[Stored dataset items]
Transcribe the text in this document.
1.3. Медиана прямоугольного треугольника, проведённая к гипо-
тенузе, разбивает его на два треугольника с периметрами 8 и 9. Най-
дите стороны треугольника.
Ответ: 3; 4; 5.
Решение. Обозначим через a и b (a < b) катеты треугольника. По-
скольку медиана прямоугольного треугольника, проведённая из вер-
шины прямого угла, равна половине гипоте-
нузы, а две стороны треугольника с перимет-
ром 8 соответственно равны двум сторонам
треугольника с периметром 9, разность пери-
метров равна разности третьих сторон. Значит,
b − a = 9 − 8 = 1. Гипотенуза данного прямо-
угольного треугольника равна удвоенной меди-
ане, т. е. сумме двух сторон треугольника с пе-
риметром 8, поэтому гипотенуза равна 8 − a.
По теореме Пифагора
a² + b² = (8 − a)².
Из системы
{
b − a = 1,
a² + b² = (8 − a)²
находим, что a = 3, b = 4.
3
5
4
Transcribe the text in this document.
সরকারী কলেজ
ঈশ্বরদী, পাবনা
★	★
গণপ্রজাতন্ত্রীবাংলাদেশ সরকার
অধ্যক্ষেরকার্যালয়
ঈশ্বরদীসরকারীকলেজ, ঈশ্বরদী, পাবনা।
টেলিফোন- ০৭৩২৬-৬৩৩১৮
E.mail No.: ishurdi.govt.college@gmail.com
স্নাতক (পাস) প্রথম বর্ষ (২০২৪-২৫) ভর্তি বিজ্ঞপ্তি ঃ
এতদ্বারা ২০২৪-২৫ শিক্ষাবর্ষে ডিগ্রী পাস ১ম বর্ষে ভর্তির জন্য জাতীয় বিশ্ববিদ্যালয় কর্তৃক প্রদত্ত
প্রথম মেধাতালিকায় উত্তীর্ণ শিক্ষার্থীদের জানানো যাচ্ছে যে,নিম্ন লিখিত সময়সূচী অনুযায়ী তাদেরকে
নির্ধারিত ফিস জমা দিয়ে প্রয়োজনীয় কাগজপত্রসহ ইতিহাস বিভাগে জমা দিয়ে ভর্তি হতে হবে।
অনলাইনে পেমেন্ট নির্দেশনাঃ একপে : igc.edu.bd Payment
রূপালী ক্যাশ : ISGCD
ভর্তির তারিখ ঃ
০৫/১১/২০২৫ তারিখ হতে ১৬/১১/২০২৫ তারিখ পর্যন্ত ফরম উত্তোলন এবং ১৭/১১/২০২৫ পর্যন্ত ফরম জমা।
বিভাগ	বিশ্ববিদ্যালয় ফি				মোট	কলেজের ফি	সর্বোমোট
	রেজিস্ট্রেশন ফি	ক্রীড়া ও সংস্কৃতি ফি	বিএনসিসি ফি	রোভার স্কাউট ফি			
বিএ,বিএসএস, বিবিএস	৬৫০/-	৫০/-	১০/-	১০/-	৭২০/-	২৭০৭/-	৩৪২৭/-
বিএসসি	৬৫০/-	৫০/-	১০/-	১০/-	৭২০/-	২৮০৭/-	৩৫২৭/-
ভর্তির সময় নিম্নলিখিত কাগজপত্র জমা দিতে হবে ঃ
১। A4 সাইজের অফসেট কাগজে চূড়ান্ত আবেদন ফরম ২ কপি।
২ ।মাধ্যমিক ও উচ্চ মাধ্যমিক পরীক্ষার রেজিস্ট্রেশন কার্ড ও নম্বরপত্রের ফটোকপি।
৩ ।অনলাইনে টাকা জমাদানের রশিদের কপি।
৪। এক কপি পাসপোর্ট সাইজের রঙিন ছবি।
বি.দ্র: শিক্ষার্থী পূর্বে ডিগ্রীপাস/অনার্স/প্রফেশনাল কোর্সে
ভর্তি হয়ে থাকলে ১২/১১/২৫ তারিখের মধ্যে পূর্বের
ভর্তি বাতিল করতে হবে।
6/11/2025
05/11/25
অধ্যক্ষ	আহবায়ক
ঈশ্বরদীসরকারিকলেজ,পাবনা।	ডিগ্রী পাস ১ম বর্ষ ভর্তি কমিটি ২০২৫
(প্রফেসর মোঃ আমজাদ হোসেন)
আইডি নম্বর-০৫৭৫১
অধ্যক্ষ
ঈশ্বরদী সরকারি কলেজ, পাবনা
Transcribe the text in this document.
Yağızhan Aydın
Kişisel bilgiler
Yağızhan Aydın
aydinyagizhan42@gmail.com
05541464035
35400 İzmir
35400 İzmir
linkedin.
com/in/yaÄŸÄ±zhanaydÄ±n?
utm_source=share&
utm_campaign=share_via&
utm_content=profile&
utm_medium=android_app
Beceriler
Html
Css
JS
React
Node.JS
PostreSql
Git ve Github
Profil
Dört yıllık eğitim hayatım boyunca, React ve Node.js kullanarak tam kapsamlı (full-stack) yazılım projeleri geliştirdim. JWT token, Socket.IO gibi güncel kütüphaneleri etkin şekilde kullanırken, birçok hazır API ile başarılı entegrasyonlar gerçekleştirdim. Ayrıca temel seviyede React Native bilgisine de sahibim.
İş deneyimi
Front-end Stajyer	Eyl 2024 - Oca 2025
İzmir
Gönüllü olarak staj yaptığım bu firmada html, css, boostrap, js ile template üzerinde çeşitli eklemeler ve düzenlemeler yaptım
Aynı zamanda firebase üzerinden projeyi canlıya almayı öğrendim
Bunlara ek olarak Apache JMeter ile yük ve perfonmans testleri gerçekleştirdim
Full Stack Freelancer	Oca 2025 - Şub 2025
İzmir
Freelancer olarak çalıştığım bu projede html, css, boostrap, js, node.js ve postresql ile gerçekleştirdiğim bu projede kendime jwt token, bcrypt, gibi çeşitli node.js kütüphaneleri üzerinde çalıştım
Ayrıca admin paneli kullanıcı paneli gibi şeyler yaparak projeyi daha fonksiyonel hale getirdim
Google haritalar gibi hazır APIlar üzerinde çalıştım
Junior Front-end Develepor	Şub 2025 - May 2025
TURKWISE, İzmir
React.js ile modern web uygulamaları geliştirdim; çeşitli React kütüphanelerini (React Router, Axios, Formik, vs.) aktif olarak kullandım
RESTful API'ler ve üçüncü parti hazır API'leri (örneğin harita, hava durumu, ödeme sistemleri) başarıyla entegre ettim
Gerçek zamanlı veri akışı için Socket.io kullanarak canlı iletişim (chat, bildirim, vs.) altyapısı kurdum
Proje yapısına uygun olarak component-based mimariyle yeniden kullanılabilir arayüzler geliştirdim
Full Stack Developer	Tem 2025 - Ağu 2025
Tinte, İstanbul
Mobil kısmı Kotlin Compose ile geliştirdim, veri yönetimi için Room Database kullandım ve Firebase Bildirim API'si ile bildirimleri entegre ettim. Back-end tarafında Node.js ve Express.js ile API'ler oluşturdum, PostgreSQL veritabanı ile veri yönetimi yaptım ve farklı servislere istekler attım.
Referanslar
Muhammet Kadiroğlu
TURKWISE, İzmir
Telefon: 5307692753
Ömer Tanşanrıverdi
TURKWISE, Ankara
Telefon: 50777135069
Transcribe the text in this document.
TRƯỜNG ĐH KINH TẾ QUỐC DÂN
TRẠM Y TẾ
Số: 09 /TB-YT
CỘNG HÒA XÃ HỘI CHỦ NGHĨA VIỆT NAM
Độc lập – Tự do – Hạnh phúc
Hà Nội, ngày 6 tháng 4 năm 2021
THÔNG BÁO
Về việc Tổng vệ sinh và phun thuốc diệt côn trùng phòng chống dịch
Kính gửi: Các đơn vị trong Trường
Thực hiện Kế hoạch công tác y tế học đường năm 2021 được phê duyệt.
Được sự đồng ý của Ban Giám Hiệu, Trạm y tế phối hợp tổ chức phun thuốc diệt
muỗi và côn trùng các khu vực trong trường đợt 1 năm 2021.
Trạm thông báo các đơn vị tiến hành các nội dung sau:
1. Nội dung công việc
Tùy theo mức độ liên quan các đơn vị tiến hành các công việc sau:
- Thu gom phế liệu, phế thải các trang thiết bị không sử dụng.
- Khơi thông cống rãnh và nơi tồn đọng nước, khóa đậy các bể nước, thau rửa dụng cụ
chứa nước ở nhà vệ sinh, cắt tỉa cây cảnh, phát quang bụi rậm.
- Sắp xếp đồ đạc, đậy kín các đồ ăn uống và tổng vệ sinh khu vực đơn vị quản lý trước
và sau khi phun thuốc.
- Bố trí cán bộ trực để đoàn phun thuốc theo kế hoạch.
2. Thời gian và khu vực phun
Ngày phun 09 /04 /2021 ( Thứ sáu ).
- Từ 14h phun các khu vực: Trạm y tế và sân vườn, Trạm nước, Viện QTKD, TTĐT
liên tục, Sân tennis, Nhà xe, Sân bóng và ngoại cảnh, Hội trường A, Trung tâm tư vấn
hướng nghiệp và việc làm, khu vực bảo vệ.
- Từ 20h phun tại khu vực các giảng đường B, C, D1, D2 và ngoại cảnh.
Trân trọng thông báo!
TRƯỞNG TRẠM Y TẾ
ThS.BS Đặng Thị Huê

#### What to work on:
Read the entries and pick out all lines that include the word "গজপত".

#### Result of the task:
নির্ধারিত ফিস জমা দিয়ে প্রয়োজনীয় কাগজপত্রসহ ইতিহাস বিভাগে জমা দিয়ে ভর্তি হতে হবে।
ভর্তির সময় নিম্নলিখিত কাগজপত্র জমা দিতে হবে ঃ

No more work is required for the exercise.